What is needed:
Check each line of the listing, and copy it if it contains the word "JSON".

Data rows:
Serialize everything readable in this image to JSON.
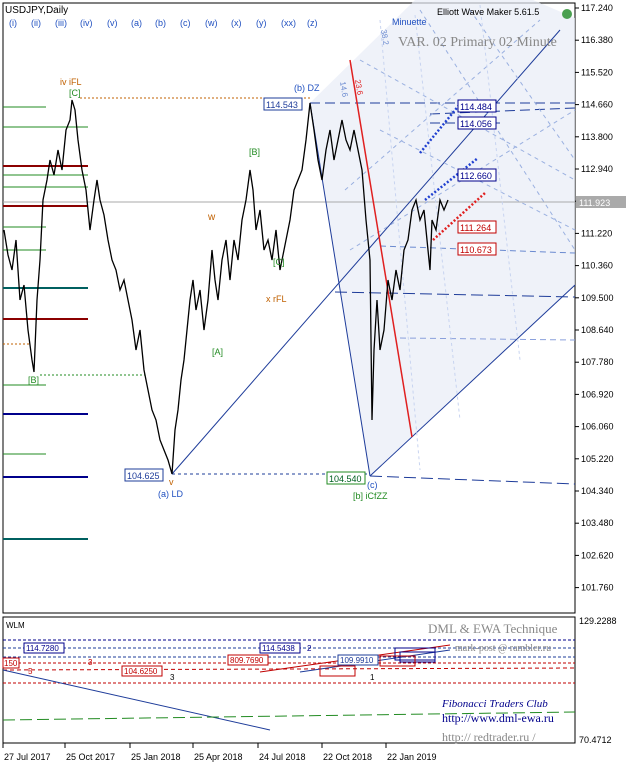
{
  "symbol_label": "USDJPY,Daily",
  "indicator_title": "Elliott Wave Maker 5.61.5",
  "var_label": "VAR. 02 Primary 02 Minute",
  "minuette_label": "Minuette",
  "wave_degree_buttons": [
    "(i)",
    "(ii)",
    "(iii)",
    "(iv)",
    "(v)",
    "(a)",
    "(b)",
    "(c)",
    "(w)",
    "(x)",
    "(y)",
    "(xx)",
    "(z)"
  ],
  "price_axis": [
    "117.240",
    "116.380",
    "115.520",
    "114.660",
    "113.800",
    "112.940",
    "112.080",
    "111.220",
    "110.360",
    "109.500",
    "108.640",
    "107.780",
    "106.920",
    "106.060",
    "105.220",
    "104.340",
    "103.480",
    "102.620",
    "101.760"
  ],
  "current_price": "111.923",
  "date_axis": [
    "27 Jul 2017",
    "25 Oct 2017",
    "25 Jan 2018",
    "25 Apr 2018",
    "24 Jul 2018",
    "22 Oct 2018",
    "22 Jan 2019"
  ],
  "wave_labels": {
    "iv_ifl": "iv iFL",
    "c_top": "[C]",
    "b_dz": "(b) DZ",
    "w": "w",
    "b_green": "[B]",
    "c_green": "[C]",
    "x_rfl": "x rFL",
    "a_green": "[A]",
    "b_left": "[B]",
    "v": "v",
    "a_ld": "(a) LD",
    "c_bottom": "(c)",
    "b_icfzz": "[b] iCfZZ"
  },
  "price_boxes": {
    "p114_543": "114.543",
    "p104_625": "104.625",
    "p104_540": "104.540",
    "p114_484": "114.484",
    "p114_056": "114.056",
    "p112_660": "112.660",
    "p111_264": "111.264",
    "p110_673": "110.673"
  },
  "channel_labels": [
    "23.6",
    "38.2",
    "14.6"
  ],
  "wlm": {
    "title": "WLM",
    "axis": [
      "129.2288",
      "70.4712"
    ],
    "header": "DML & EWA Technique",
    "email": "mark-post @ rambler.ru",
    "club": "Fibonacci    Traders    Club",
    "url1": "http://www.dml-ewa.ru",
    "url2": "http:// redtrader.ru /",
    "boxes": [
      "114.7280",
      "114.5438",
      "109.9910",
      "809.7690",
      "104.6250",
      "150"
    ],
    "small_marks": [
      "3",
      "5",
      "3",
      "2",
      "1"
    ]
  },
  "colors": {
    "up_green": "#228b22",
    "dark_red": "#8b0000",
    "navy": "#00008b",
    "teal": "#006060",
    "blue_line": "#1e3c9a",
    "red_line": "#e02020",
    "orange": "#c06000"
  }
}
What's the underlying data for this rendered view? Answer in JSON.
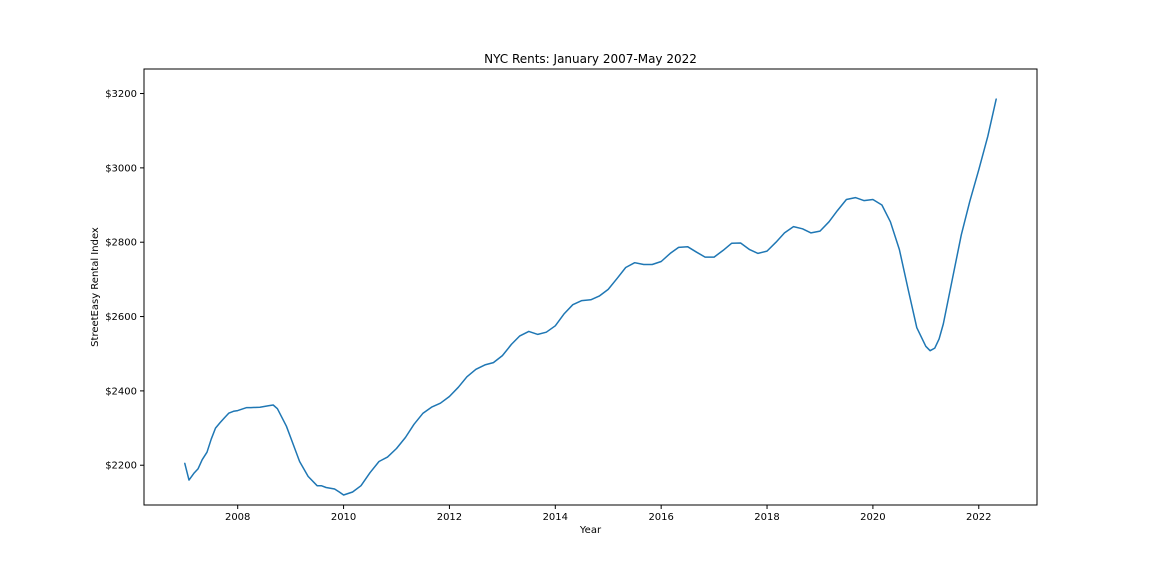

Written solution:
Serialize everything readable in this image to JSON.
What's the underlying data for this rendered view? Answer in JSON.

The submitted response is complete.